In how many lines of the data does the word "JSON" appear? Give the number by itself.
•••
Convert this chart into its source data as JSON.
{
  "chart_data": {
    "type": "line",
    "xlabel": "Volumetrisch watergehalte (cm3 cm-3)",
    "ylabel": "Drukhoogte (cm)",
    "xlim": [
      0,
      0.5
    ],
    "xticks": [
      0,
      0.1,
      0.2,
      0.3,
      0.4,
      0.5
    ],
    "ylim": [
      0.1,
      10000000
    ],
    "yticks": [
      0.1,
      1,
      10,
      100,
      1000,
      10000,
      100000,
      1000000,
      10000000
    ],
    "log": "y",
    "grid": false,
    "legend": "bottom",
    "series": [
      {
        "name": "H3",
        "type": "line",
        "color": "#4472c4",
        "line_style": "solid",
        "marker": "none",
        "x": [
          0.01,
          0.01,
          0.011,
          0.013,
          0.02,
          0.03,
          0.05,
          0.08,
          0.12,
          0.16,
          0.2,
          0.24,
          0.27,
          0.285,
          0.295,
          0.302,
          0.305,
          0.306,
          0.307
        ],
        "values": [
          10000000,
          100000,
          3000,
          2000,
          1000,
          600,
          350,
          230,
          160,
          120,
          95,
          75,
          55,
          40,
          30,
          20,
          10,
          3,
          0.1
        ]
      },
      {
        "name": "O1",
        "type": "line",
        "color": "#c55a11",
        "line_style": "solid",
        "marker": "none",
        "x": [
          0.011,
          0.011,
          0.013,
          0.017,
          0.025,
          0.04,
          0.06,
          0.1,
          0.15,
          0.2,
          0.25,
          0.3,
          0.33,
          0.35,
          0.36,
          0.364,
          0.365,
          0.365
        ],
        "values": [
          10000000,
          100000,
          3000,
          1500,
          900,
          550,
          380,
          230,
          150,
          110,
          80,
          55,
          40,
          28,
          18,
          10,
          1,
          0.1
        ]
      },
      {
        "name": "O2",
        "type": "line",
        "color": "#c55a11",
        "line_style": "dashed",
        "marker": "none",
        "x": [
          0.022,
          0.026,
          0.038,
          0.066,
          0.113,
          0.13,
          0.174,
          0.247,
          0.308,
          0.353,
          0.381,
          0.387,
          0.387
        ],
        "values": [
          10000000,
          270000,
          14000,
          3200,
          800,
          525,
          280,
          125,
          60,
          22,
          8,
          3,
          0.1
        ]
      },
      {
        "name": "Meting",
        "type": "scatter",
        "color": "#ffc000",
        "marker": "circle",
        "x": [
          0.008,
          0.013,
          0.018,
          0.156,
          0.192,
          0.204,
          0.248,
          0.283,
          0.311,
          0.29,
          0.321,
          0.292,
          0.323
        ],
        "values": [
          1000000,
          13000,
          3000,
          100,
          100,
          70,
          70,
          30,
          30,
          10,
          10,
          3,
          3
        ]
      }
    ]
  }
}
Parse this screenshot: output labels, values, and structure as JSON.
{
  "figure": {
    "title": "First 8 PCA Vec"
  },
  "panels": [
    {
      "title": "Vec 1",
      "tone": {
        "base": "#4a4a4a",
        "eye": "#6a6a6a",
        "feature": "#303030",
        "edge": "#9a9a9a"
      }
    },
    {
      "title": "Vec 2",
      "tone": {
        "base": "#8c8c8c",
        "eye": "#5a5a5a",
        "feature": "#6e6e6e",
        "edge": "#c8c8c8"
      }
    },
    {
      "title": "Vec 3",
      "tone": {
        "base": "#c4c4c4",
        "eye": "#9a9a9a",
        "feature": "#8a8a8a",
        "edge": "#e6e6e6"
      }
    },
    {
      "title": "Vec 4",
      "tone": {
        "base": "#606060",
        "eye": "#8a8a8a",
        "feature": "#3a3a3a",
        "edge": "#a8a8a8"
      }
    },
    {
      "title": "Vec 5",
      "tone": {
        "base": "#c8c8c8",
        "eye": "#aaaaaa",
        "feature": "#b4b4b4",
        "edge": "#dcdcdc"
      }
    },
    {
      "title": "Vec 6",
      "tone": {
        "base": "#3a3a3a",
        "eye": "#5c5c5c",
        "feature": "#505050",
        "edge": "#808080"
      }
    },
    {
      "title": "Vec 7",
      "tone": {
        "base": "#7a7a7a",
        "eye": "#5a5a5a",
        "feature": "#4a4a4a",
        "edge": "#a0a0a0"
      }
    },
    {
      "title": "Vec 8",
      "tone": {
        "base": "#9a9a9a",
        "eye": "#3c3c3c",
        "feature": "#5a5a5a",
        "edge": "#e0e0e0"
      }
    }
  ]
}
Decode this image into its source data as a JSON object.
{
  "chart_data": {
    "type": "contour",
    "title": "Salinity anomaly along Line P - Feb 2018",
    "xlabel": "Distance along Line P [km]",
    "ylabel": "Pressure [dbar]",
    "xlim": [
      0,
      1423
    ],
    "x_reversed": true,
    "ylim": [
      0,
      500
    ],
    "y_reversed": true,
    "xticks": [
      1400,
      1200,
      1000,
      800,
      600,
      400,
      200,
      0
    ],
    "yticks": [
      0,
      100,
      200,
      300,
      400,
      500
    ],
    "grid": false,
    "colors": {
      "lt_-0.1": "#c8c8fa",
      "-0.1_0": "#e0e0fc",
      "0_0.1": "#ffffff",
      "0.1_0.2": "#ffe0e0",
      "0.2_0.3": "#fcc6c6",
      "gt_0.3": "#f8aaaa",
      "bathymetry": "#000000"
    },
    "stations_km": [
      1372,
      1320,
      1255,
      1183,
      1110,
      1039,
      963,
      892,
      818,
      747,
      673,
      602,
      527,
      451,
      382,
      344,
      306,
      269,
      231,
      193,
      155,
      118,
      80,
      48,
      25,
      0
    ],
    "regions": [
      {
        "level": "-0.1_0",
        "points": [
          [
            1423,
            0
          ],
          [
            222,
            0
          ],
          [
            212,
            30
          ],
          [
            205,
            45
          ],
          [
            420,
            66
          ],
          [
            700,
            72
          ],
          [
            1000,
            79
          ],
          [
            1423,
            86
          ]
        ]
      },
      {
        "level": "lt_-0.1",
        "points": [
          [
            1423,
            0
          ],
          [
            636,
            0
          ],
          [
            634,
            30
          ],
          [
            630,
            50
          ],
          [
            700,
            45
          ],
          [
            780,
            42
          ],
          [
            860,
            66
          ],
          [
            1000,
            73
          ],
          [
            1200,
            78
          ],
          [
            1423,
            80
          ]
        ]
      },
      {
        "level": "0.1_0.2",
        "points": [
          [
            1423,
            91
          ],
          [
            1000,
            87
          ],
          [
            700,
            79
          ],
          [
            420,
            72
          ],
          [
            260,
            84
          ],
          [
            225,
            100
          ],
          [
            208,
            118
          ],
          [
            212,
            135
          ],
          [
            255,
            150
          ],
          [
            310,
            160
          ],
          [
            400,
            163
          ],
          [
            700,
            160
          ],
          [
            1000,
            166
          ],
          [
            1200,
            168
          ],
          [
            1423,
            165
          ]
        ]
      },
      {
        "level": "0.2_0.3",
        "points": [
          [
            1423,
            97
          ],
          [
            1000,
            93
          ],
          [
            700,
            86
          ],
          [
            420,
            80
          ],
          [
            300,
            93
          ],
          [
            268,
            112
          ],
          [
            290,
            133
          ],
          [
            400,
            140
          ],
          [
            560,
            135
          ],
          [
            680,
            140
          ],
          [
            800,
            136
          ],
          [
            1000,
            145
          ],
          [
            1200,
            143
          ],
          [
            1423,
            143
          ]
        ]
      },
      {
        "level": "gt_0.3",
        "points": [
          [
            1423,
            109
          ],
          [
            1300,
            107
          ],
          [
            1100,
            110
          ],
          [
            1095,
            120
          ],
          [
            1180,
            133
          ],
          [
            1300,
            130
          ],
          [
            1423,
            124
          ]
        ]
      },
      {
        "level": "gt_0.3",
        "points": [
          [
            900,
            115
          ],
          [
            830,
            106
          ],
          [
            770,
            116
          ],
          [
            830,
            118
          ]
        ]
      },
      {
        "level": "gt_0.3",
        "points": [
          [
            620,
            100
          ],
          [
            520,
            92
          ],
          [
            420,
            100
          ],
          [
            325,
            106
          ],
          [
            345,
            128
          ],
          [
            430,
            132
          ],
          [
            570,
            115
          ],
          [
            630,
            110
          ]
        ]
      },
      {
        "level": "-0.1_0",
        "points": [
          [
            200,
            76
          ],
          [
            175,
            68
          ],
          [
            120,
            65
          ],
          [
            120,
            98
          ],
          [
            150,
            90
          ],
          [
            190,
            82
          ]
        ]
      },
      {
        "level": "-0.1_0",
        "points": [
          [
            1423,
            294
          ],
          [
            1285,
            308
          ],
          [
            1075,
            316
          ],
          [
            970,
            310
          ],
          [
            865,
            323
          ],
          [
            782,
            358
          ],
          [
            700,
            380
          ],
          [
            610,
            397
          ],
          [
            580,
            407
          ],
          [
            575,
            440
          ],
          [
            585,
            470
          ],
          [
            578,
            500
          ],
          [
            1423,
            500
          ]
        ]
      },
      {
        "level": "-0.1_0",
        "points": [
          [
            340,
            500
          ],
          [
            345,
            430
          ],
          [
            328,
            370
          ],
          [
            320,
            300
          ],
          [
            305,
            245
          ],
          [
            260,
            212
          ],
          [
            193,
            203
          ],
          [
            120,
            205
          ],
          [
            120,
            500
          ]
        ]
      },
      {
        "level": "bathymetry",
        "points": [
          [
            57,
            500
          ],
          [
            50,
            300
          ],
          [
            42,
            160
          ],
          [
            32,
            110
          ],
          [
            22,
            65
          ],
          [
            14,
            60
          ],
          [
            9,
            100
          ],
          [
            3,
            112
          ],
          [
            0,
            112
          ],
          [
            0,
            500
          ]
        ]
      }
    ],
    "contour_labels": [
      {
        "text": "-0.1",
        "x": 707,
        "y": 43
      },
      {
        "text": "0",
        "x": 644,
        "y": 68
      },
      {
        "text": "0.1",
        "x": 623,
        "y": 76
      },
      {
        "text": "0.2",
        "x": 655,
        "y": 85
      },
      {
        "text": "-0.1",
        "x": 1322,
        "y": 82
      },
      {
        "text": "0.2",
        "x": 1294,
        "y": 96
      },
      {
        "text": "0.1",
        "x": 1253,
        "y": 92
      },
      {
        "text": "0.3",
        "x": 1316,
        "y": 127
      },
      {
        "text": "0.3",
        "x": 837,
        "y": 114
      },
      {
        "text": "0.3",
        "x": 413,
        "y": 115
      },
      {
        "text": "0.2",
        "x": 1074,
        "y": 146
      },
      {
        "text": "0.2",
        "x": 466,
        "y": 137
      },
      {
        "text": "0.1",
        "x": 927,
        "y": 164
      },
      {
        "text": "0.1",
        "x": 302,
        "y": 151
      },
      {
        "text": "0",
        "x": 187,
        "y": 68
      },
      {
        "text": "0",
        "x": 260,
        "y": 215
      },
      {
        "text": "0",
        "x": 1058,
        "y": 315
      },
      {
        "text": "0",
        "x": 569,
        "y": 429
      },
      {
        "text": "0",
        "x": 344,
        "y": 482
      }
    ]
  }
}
•••
> **RESPONSE**
3